→ **Text excerpt**
We investigated the associations of oral contraceptives (OC) with percent breast density (PD), absolute dense area (DA), nondense area (NDA), and a novel image intensity variation (V) measure in premenopausal women.


This study included 1,233 controls from a nested case–control study within Nurses' Health Study II cohort. Information on OCs was collected in 1989 and updated biennially. OC use was defined from the questionnaire closest to the mammogram date. PD, DA, and NDA were measured from digitized film mammograms using a computer-assisted thresholding technique; the V measure was obtained with a previously developed algorithm measuring the SD of pixel values in the eroded breast region. Generalized linear regression was used to assess associations between OCs and density measures (square root–transformed PD, DA, and NDA, and –untransformed V).

→ **Exercise aim**
Continue the text on oral contraceptives and breast density from the point where it stops.

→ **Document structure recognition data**
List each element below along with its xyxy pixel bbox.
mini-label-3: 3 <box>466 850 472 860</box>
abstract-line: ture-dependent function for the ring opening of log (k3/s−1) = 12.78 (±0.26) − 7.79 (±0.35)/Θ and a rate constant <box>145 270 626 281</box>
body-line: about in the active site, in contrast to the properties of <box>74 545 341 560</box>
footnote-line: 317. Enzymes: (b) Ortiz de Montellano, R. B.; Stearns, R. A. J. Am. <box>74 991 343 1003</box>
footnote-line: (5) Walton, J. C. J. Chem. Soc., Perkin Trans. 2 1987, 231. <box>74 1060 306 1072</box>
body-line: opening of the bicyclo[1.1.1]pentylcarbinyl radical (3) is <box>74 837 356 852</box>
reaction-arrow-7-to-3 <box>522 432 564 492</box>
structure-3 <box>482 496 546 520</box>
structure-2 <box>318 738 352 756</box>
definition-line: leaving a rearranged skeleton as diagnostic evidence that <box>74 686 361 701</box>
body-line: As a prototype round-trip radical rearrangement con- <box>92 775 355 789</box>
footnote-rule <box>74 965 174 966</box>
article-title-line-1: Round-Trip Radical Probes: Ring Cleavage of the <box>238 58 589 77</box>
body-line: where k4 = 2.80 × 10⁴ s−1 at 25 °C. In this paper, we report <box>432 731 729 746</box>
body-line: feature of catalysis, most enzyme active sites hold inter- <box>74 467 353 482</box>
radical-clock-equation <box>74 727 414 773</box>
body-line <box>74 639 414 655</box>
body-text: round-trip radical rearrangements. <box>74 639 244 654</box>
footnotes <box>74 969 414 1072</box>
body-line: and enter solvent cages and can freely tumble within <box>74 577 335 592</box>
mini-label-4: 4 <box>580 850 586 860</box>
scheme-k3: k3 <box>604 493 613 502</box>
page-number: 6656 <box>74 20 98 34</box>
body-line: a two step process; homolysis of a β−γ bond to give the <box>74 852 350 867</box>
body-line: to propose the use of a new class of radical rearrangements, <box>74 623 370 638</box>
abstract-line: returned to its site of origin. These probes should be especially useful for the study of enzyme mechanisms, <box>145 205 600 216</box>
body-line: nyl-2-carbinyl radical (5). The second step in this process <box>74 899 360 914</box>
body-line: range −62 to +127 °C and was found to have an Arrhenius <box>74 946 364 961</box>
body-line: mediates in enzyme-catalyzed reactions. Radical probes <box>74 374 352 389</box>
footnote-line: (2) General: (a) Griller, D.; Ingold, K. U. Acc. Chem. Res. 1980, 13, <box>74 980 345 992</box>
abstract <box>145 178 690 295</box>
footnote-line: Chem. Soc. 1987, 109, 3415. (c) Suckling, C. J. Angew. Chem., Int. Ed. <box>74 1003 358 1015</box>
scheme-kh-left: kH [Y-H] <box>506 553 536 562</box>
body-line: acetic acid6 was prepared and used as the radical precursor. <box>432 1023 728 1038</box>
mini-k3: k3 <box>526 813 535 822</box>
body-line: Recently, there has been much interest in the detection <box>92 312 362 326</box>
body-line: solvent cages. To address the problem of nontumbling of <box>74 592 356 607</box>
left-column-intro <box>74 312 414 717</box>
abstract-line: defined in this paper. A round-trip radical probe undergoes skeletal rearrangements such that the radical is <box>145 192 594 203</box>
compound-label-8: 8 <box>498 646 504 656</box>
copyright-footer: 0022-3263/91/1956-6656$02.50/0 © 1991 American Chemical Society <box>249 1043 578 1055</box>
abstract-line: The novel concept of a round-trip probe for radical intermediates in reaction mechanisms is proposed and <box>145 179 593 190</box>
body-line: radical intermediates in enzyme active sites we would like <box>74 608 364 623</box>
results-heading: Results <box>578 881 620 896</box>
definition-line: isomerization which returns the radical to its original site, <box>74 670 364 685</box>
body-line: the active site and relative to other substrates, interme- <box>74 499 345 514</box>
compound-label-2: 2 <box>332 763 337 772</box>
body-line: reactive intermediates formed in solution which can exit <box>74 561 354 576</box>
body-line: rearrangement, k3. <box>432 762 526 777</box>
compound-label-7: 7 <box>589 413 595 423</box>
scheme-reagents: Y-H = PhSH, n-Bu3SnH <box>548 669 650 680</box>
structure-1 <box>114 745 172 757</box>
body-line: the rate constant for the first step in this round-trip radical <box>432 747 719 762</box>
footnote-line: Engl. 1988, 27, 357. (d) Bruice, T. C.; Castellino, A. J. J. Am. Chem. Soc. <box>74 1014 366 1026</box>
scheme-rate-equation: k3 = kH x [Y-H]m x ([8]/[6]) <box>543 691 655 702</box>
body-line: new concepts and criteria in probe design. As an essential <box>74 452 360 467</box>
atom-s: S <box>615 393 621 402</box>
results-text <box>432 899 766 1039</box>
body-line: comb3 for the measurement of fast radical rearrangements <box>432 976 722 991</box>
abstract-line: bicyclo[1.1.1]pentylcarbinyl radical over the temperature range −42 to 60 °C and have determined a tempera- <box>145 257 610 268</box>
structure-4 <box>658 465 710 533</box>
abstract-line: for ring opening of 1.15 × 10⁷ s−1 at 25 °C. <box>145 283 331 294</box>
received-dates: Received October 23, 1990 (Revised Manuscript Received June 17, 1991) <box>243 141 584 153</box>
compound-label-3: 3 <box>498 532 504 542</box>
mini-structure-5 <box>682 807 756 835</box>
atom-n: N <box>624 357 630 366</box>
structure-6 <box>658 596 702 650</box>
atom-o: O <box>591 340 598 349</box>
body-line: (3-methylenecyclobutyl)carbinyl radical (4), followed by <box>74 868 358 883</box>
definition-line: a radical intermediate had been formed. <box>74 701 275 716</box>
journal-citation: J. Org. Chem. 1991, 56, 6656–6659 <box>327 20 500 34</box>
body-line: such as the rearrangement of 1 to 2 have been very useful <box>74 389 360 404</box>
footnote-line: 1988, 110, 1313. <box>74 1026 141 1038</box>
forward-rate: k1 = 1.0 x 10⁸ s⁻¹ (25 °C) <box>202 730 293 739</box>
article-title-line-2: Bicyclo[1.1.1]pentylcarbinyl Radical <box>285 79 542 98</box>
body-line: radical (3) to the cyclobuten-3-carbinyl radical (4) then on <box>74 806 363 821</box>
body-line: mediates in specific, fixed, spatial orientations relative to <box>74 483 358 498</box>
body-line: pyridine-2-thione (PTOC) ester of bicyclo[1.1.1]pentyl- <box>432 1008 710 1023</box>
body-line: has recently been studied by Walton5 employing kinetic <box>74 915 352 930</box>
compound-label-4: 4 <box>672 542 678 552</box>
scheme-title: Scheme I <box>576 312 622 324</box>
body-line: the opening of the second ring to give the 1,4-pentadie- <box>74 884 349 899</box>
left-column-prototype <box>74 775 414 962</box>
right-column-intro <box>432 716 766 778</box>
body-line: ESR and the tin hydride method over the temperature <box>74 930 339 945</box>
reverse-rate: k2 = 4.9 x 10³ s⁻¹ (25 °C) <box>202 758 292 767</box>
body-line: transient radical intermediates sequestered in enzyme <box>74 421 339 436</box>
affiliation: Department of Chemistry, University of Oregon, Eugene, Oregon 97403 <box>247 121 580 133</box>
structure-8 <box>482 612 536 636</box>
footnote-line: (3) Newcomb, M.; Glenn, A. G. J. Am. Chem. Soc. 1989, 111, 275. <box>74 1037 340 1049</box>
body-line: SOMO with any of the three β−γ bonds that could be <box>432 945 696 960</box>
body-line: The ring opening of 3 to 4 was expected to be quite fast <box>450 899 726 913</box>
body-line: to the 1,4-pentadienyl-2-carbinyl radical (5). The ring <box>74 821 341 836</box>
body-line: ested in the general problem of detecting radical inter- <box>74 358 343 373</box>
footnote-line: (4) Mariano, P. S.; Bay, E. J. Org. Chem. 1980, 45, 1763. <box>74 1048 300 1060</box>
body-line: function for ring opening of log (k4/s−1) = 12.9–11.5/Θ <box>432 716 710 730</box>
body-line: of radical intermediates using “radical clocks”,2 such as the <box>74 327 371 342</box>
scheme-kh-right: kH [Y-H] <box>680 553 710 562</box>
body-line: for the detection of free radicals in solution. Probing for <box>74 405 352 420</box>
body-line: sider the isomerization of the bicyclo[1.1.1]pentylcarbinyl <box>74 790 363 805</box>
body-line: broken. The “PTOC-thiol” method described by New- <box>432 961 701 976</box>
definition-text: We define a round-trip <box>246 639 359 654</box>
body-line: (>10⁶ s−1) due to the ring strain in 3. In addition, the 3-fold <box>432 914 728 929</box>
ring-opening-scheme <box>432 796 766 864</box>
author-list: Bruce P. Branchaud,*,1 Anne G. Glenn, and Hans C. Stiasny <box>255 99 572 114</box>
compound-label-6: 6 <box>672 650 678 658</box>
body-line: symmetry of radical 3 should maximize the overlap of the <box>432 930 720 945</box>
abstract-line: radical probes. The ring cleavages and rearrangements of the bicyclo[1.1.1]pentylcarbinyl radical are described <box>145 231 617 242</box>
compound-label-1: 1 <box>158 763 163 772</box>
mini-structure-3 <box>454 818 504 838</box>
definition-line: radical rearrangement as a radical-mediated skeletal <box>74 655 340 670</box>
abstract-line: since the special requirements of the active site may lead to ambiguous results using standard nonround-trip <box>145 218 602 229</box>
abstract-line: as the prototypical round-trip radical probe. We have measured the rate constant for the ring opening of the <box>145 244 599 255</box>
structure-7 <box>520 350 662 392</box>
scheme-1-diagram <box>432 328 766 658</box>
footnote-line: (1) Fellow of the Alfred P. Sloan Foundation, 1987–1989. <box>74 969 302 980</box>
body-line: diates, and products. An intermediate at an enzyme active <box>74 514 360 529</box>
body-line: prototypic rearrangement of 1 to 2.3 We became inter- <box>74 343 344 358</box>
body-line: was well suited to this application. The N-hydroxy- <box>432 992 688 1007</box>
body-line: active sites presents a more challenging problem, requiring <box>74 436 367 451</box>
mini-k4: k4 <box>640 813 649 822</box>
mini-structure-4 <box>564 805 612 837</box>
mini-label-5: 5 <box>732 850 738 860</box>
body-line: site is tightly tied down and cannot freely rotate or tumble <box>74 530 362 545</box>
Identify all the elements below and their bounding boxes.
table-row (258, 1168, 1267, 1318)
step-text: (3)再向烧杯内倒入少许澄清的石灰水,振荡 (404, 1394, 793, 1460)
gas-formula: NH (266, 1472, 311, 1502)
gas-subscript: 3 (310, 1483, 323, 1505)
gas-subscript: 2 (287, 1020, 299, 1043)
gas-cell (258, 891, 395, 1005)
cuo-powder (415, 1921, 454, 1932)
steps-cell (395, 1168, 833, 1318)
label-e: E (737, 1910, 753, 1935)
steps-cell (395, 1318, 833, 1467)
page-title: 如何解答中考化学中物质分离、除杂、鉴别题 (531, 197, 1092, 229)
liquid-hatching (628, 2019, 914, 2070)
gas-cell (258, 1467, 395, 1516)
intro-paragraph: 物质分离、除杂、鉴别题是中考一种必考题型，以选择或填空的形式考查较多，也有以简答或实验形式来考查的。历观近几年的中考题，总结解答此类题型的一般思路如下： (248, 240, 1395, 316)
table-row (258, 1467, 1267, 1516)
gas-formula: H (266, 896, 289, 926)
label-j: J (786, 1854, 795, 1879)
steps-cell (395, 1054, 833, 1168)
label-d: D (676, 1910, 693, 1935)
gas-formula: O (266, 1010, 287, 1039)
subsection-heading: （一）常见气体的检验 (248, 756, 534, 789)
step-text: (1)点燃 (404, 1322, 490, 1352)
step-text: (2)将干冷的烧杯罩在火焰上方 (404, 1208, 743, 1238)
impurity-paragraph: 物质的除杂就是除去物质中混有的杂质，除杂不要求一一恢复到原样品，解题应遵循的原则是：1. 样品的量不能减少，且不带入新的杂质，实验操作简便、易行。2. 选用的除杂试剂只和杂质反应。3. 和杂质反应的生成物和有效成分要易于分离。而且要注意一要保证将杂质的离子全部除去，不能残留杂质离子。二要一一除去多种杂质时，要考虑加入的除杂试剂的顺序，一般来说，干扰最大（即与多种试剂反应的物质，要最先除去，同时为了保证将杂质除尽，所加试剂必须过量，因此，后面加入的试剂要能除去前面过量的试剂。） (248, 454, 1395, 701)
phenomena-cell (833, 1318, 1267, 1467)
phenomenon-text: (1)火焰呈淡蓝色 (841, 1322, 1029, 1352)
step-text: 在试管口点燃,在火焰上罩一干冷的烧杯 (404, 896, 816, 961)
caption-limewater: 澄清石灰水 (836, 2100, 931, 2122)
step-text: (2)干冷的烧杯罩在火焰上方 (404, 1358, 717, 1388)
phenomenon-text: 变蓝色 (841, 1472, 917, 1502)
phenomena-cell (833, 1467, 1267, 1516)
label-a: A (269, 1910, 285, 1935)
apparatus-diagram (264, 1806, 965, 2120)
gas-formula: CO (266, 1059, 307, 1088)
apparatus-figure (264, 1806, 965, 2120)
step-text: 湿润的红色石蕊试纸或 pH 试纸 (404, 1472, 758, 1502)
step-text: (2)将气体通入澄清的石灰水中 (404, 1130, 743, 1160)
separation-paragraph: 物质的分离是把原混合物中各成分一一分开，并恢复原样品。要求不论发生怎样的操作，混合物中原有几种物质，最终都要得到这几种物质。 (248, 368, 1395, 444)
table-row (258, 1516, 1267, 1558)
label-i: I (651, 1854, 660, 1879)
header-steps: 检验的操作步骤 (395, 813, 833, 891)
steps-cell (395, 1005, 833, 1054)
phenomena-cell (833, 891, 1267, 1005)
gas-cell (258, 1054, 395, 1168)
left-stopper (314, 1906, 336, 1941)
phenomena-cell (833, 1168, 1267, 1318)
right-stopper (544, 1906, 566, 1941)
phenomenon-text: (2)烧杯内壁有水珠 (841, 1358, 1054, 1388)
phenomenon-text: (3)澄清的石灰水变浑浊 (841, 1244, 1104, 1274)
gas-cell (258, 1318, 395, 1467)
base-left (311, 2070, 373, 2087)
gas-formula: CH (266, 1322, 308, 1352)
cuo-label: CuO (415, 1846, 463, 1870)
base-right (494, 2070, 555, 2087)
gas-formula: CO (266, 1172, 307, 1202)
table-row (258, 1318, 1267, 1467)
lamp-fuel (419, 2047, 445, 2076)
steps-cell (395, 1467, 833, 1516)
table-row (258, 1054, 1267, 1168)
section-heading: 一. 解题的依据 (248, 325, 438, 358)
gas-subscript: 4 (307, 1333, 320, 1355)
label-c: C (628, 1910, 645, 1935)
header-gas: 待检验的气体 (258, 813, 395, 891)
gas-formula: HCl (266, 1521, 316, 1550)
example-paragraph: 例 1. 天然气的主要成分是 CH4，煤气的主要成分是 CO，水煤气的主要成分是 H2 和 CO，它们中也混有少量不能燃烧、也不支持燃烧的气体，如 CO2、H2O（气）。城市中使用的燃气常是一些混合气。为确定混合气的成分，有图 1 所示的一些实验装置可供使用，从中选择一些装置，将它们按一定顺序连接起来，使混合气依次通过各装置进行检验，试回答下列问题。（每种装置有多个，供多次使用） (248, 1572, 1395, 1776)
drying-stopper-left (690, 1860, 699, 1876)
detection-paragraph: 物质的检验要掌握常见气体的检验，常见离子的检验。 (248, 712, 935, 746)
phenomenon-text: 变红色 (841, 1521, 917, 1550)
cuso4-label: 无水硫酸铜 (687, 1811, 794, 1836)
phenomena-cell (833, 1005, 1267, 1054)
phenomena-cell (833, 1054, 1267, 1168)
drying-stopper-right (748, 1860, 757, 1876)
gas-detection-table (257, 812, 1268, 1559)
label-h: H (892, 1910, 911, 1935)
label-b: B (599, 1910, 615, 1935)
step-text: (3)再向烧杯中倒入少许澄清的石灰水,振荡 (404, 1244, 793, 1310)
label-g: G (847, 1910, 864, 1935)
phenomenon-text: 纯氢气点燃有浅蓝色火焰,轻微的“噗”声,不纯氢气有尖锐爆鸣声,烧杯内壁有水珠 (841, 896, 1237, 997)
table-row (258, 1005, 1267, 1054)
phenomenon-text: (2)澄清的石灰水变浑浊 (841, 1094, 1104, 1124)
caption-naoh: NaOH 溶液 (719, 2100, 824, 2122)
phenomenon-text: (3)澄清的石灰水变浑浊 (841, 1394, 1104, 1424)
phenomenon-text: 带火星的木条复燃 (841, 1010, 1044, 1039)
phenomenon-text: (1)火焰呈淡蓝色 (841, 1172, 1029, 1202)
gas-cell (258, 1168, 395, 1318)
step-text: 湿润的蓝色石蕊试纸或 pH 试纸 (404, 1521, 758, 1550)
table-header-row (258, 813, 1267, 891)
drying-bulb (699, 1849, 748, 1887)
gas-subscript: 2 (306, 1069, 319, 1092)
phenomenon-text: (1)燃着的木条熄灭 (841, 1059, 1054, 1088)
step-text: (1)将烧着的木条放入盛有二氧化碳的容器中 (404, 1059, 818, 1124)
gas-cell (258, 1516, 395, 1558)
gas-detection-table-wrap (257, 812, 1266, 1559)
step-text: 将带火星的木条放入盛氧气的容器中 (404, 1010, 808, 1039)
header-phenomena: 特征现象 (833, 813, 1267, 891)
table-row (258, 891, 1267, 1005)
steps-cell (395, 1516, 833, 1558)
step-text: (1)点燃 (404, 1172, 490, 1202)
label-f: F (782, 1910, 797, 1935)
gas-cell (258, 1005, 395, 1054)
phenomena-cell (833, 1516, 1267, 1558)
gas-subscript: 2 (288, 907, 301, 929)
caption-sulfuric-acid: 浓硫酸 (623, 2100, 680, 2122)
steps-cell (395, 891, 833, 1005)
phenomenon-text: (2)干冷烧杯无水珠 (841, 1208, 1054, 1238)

→ **Response area**
OC use was not associated with PD [current vs. never: β = −0.06; 95% confidence interval (CI), −0.37–0.24; past vs. never: β = 0.10; 95% CI, −0.09–0.29], DA (current vs. never: β = −0.20; 95% CI −0.59–0.18; past vs. never: β = 0.13; 95% CI, −0.12–0.39), and NDA (current vs. never: β = −0.19; 95% CI, −0.56–0.18; past vs. never: β = −0.01; 95% CI, −0.28–0.25). Women with younger age at initiation had significantly greater V-measure (<20 years vs. never: β = 26.88; 95% CI, 3.18–50.58; 20–24 years vs. never: β = 20.23; 95% CI, −4.24–44.71; 25–29 years vs. never: β = 2.61; 95% CI −29.00–34.23; ≥30 years vs. never: β = 0.28; 95% CI, −34.16–34.72, Ptrend = 0.03).


Our findings suggest that an earlier age at first OC use was associated with significantly greater V.


These findings could guide decisions about the age for OC initiation.